### Collection entries
** begin **

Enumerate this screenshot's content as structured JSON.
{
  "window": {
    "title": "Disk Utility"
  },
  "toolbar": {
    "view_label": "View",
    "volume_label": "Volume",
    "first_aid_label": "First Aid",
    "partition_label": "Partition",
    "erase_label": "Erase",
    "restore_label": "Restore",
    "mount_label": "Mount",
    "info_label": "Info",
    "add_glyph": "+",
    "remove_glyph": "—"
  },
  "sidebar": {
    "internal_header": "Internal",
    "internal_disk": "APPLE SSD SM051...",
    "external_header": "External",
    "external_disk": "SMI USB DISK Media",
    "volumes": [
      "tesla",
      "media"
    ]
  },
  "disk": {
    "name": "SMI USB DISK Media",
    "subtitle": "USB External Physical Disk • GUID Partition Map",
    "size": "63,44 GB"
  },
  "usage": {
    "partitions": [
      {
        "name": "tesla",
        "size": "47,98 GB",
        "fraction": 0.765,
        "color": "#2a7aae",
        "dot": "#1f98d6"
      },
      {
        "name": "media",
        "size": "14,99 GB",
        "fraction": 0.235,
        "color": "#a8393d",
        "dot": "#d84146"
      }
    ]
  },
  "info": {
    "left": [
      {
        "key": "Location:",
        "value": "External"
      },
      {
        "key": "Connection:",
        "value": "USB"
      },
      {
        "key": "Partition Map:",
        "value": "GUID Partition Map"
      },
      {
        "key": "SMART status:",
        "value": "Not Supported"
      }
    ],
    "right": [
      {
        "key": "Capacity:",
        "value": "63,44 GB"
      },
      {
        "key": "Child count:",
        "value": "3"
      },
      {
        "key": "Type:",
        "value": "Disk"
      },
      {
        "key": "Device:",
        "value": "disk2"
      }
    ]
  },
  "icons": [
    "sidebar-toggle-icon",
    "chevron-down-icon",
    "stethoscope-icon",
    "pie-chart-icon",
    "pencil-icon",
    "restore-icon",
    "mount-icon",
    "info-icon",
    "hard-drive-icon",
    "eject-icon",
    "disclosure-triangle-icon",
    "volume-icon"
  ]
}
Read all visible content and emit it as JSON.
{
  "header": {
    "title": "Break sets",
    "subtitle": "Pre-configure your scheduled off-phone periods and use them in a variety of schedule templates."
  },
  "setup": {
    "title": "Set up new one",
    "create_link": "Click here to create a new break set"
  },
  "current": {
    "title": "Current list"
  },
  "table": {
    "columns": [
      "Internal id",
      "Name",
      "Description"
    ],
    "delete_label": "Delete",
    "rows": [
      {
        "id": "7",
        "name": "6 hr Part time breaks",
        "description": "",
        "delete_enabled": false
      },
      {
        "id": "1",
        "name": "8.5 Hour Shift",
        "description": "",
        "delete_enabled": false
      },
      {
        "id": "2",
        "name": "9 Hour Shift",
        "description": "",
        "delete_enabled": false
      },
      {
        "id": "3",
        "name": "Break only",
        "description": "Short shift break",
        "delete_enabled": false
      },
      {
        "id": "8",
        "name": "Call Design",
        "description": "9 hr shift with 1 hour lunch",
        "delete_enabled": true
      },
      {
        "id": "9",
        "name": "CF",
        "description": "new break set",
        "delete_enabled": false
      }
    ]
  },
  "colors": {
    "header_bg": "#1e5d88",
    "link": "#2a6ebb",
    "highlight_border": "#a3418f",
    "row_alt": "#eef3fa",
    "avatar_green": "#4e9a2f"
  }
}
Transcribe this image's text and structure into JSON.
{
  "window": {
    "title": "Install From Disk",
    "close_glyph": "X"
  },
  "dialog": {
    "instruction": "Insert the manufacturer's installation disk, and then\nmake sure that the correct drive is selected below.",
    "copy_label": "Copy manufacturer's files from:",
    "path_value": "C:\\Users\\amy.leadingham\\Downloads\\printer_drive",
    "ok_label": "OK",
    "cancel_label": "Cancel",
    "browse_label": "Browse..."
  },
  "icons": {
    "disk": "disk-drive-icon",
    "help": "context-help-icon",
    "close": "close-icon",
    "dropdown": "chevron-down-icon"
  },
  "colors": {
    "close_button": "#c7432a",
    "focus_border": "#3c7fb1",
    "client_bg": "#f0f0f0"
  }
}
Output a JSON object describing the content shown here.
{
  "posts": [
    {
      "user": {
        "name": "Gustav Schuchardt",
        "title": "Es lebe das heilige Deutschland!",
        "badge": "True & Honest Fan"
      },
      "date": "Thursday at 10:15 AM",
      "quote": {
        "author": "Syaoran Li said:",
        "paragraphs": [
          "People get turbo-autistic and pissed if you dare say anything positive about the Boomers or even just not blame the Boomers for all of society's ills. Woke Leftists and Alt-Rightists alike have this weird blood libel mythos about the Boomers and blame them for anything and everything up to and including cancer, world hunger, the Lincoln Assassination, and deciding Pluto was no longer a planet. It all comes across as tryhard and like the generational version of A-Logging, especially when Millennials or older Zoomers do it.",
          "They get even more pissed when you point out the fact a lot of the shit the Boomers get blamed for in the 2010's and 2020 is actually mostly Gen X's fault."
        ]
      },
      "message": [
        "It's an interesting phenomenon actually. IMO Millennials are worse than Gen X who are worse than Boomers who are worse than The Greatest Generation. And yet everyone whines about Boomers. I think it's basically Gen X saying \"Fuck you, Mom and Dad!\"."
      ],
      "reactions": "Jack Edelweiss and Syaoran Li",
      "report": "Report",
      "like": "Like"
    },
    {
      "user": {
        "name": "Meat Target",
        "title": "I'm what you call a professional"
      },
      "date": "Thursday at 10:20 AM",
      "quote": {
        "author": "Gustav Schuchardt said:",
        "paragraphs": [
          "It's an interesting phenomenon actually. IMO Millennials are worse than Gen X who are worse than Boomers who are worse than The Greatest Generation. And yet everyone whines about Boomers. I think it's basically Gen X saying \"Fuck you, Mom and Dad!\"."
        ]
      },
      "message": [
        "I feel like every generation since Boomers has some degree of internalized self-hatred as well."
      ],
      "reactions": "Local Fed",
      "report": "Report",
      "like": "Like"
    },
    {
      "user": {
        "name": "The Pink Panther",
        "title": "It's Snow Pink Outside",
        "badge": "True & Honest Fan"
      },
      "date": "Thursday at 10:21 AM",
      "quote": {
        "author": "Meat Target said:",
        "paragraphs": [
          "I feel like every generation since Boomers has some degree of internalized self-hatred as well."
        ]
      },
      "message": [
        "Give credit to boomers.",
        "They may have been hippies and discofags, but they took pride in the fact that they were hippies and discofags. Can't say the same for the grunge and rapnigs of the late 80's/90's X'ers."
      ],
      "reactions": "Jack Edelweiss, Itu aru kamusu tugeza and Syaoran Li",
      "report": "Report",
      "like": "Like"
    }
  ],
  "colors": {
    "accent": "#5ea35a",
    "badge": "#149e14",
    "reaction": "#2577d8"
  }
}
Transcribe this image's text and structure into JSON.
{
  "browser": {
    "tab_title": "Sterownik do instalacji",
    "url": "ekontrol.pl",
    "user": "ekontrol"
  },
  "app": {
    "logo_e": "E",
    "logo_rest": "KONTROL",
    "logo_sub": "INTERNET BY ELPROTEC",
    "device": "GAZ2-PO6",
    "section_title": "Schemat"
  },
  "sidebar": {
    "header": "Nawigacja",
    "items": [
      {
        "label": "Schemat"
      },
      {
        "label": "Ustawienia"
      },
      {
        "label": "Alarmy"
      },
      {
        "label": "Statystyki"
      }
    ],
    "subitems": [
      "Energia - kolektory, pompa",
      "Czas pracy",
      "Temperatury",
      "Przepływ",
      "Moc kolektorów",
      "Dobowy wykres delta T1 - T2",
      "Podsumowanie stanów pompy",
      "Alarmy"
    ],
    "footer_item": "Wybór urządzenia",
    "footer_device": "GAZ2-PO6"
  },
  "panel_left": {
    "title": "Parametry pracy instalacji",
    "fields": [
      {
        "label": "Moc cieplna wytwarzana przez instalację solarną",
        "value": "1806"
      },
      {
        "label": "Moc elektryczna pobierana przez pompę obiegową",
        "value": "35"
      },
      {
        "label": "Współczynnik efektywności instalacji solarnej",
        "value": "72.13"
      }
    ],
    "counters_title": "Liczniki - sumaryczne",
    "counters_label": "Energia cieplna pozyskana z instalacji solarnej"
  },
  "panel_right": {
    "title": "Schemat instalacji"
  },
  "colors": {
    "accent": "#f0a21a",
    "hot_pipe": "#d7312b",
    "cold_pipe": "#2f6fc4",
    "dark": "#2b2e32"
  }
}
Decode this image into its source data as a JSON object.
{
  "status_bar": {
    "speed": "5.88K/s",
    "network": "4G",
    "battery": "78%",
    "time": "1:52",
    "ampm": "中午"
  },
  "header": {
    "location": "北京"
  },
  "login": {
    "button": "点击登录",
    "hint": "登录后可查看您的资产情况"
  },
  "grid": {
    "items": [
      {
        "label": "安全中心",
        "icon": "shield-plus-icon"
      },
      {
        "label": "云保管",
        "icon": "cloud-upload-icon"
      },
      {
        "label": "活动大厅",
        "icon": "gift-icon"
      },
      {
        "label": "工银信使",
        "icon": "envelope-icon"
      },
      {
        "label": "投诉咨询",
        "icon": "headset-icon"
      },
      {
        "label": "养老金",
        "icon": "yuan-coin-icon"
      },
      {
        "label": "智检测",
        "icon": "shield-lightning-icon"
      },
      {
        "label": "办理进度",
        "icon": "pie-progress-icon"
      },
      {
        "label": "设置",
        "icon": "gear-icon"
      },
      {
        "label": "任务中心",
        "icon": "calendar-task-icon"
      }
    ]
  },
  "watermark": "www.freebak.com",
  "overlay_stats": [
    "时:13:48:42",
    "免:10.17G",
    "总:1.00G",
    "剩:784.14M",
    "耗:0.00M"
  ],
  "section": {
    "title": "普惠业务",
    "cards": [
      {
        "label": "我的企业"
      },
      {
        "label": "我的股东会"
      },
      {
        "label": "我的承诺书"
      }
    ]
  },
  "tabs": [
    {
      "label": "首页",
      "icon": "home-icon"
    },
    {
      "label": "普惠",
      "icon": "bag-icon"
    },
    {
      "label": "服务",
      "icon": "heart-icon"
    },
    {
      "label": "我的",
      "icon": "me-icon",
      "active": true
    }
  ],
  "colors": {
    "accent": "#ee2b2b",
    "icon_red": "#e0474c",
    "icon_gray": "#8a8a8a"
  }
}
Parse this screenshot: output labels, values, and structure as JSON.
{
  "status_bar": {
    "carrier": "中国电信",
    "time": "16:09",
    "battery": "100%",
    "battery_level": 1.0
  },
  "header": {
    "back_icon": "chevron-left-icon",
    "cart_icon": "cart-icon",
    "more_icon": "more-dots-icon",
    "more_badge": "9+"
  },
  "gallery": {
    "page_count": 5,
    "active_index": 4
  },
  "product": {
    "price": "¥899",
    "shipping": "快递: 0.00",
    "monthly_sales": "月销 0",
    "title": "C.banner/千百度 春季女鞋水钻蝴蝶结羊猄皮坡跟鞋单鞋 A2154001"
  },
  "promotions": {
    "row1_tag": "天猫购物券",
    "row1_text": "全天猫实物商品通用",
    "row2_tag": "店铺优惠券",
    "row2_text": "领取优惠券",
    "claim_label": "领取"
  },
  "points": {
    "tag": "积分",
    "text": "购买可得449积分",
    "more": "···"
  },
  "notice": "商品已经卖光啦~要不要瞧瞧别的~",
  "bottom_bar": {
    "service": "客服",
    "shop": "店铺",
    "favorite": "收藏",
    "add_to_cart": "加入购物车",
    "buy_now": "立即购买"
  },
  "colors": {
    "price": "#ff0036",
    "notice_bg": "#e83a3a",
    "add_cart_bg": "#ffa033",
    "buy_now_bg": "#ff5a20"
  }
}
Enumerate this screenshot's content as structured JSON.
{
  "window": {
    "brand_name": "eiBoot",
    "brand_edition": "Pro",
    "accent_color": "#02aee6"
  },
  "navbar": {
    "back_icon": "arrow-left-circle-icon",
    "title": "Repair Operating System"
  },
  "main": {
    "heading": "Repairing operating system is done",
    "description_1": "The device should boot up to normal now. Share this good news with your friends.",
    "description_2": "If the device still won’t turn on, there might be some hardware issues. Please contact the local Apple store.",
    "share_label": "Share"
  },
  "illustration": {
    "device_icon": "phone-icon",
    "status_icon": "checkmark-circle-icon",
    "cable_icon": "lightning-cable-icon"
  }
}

** end **

Give the number of lines that hold the word "Energia" in these records, with nothing added.

2